# [What is required]
Below are entries. Pull out all lines containing "dalam".

# [Task data]
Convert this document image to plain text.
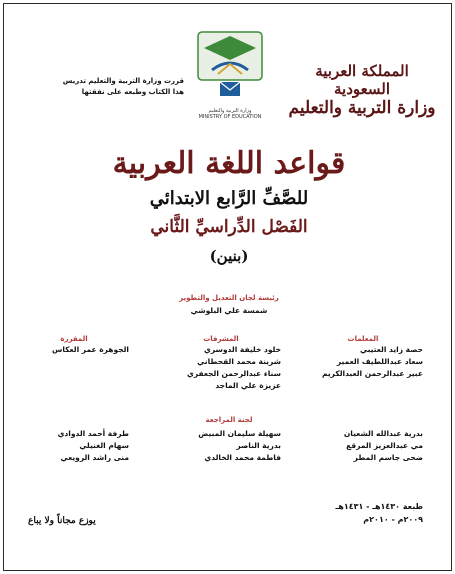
المملكة العربية السعودية
وزارة التربية والتعليم
وزارة التربية والتعليم
MINISTRY OF EDUCATION
قررت وزارة التربية والتعليم تدريس
هذا الكتاب وطبعه على نفقتها
قواعد اللغة العربية
للصَّفِّ الرَّابع الابتدائي
الفَصْل الدِّراسيِّ الثَّاني
(بنين)
رئيسة لجان التعديل والتطوير
شمسة علي البلوشي
المعلمات
حصة زايد العتيبي
سعاد عبداللطيف العمير
عبير عبدالرحمن العبدالكريم
المشرفات
خلود خليفة الدوسري
شرينة محمد القحطاني
سناء عبدالرحمن الجعفري
عزيزة علي الماجد
المقررة
الجوهرة عمر العكاس
لجنة المراجعة
بدرية عبدالله الشعيان
مي عبدالعزيز المرقع
ضحى جاسم المطر
سهيلة سليمان المبيض
بدرية الناصر
فاطمة محمد الخالدي
طرفة أحمد الدوادي
سهام الغنيلي
منى راشد الرويعي
طبعة ١٤٣٠هـ - ١٤٣١هـ
٢٠٠٩م - ٢٠١٠م
يوزع مجاناً ولا يباع
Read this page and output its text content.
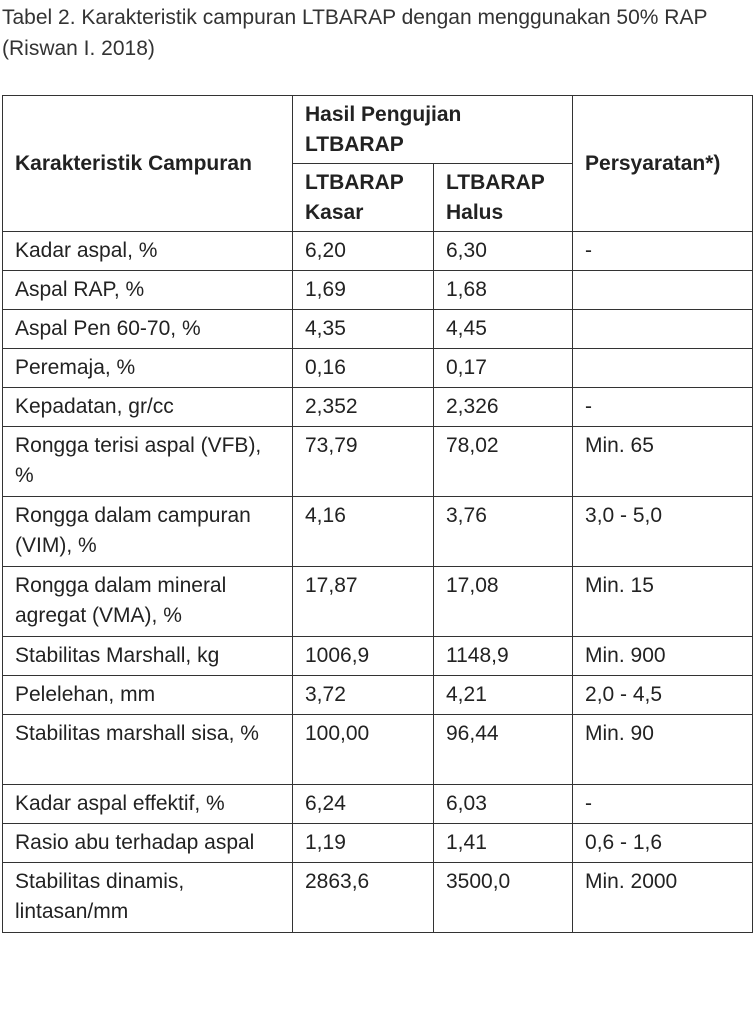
Tabel 2. Karakteristik campuran LTBARAP dengan menggunakan 50% RAP (Riswan I. 2018)
Karakteristik Campuran	Hasil Pengujian LTBARAP		Persyaratan*)
	LTBARAP Kasar	LTBARAP Halus	
Kadar aspal, %	6,20	6,30	-
Aspal RAP, %	1,69	1,68	
Aspal Pen 60-70, %	4,35	4,45	
Peremaja, %	0,16	0,17	
Kepadatan, gr/cc	2,352	2,326	-
Rongga terisi aspal (VFB), %	73,79	78,02	Min. 65
Rongga dalam campuran (VIM), %	4,16	3,76	3,0 - 5,0
Rongga dalam mineral agregat (VMA), %	17,87	17,08	Min. 15
Stabilitas Marshall, kg	1006,9	1148,9	Min. 900
Pelelehan, mm	3,72	4,21	2,0 - 4,5
Stabilitas marshall sisa, %	100,00	96,44	Min. 90
Kadar aspal effektif, %	6,24	6,03	-
Rasio abu terhadap aspal	1,19	1,41	0,6 - 1,6
Stabilitas dinamis, lintasan/mm	2863,6	3500,0	Min. 2000
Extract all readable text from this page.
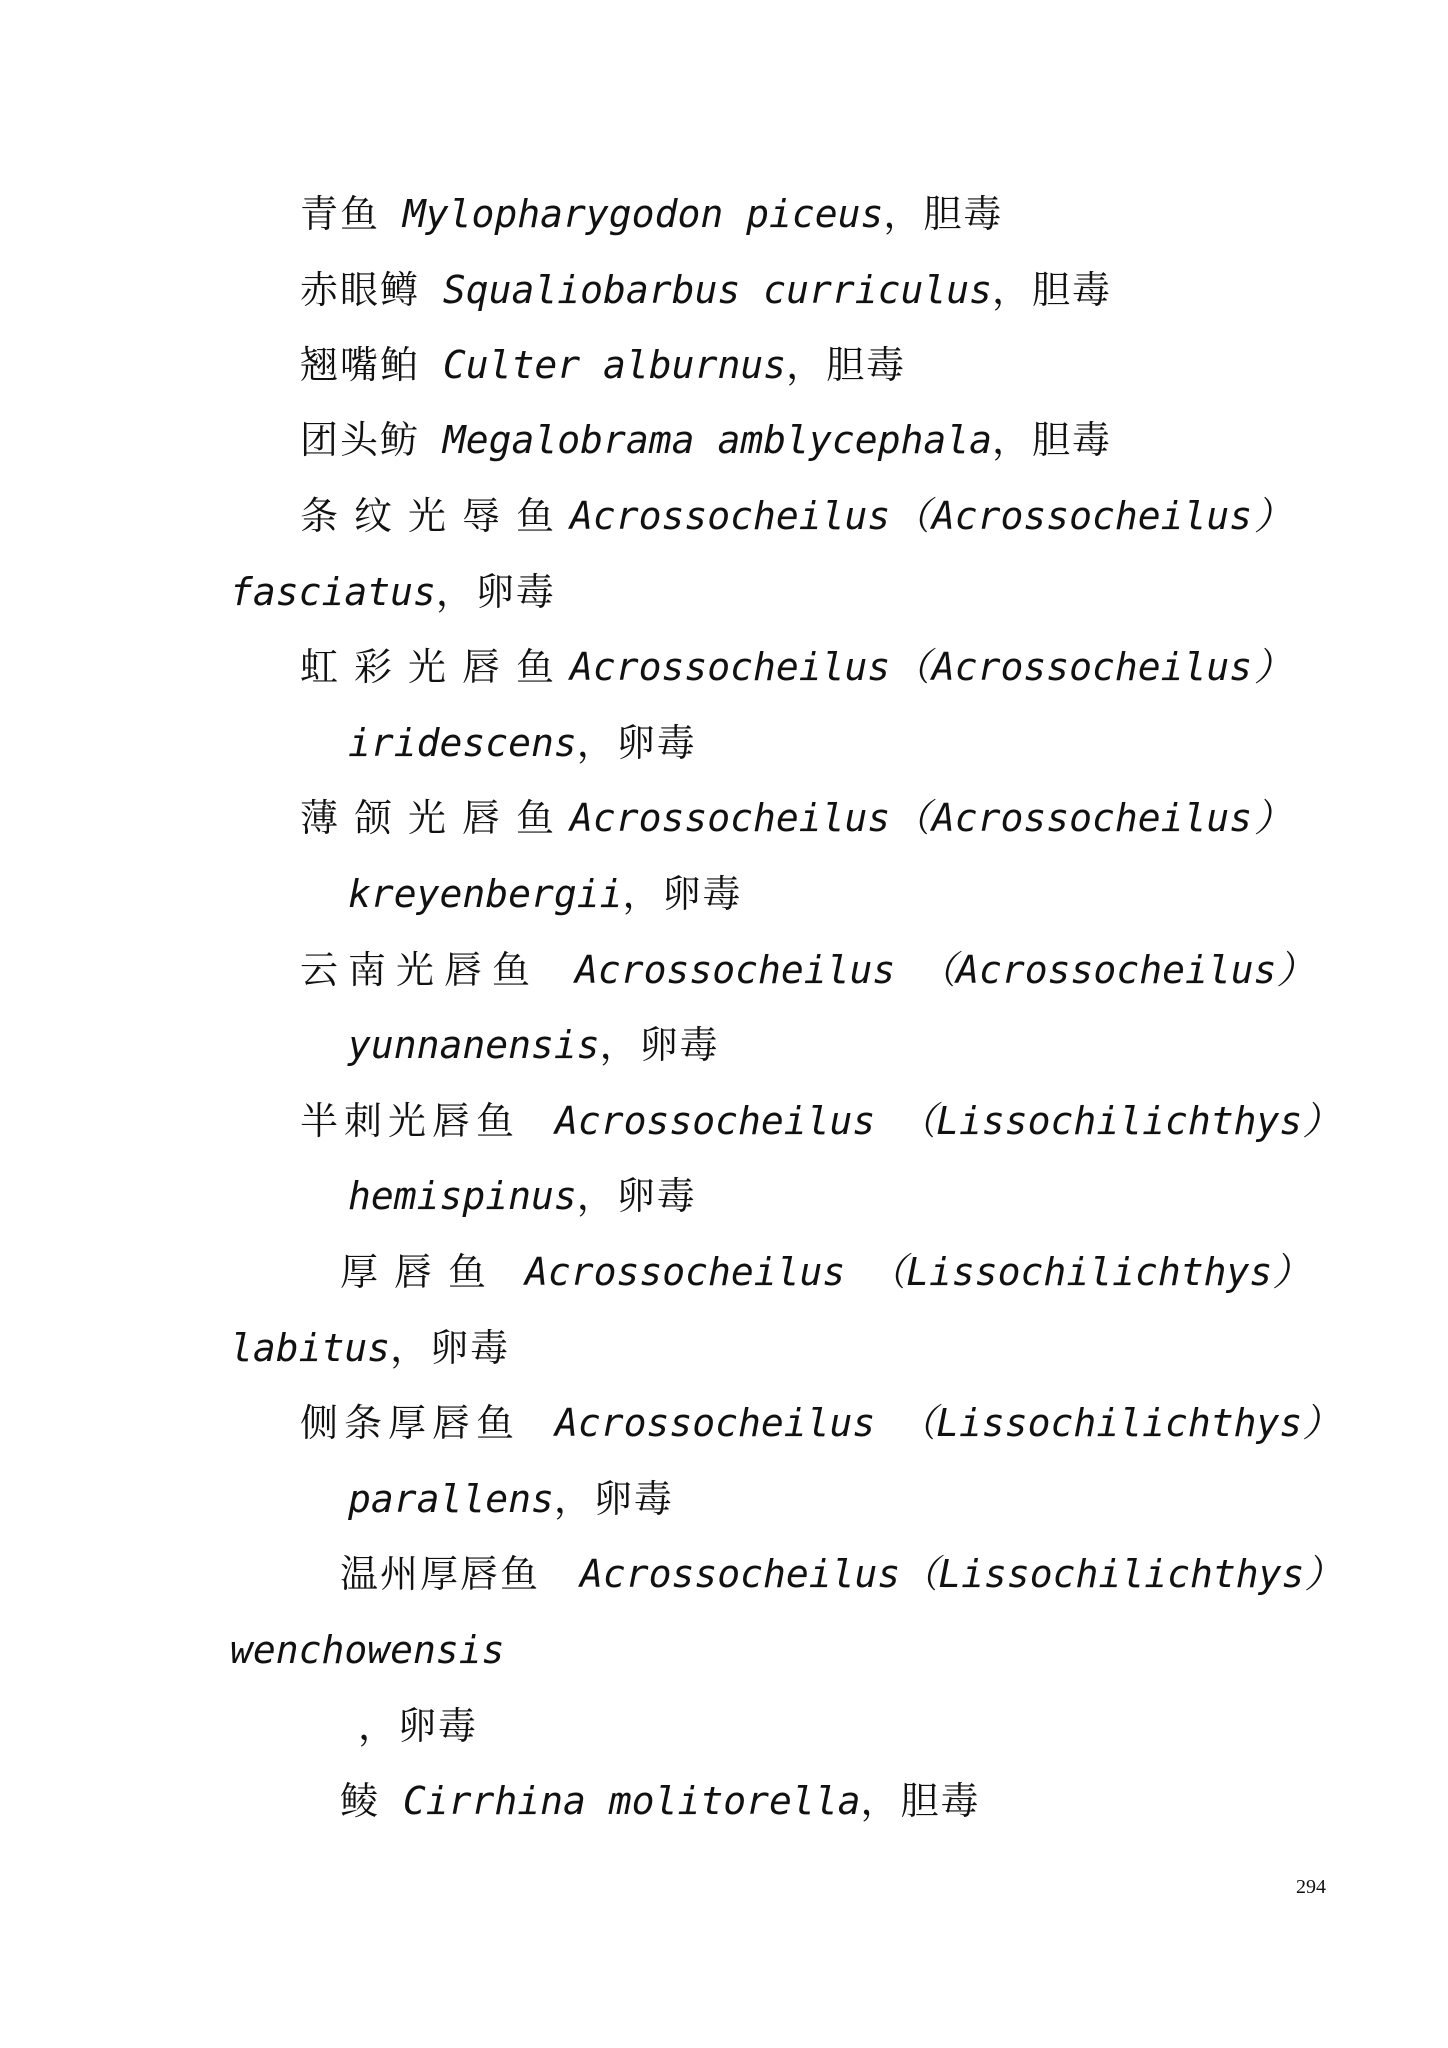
青鱼 Mylopharygodon piceus，胆毒
赤眼鳟 Squaliobarbus curriculus，胆毒
翘嘴鲌 Culter alburnus，胆毒
团头鲂 Megalobrama amblycephala，胆毒
条纹光辱鱼Acrossocheilus（Acrossocheilus）
fasciatus，卵毒
虹彩光唇鱼Acrossocheilus（Acrossocheilus）
iridescens，卵毒
薄颌光唇鱼Acrossocheilus（Acrossocheilus）
kreyenbergii，卵毒
云南光唇鱼 Acrossocheilus （Acrossocheilus）
yunnanensis，卵毒
半刺光唇鱼 Acrossocheilus （Lissochilichthys）
hemispinus，卵毒
厚唇鱼 Acrossocheilus （Lissochilichthys）
labitus，卵毒
侧条厚唇鱼 Acrossocheilus （Lissochilichthys）
parallens，卵毒
温州厚唇鱼 Acrossocheilus（Lissochilichthys）
wenchowensis
，卵毒
鲮 Cirrhina molitorella，胆毒
294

# [Correct result]
Rongga dalam campuran (VIM), %	4,16	3,76	3,0 - 5,0
Rongga dalam mineral agregat (VMA), %	17,87	17,08	Min. 15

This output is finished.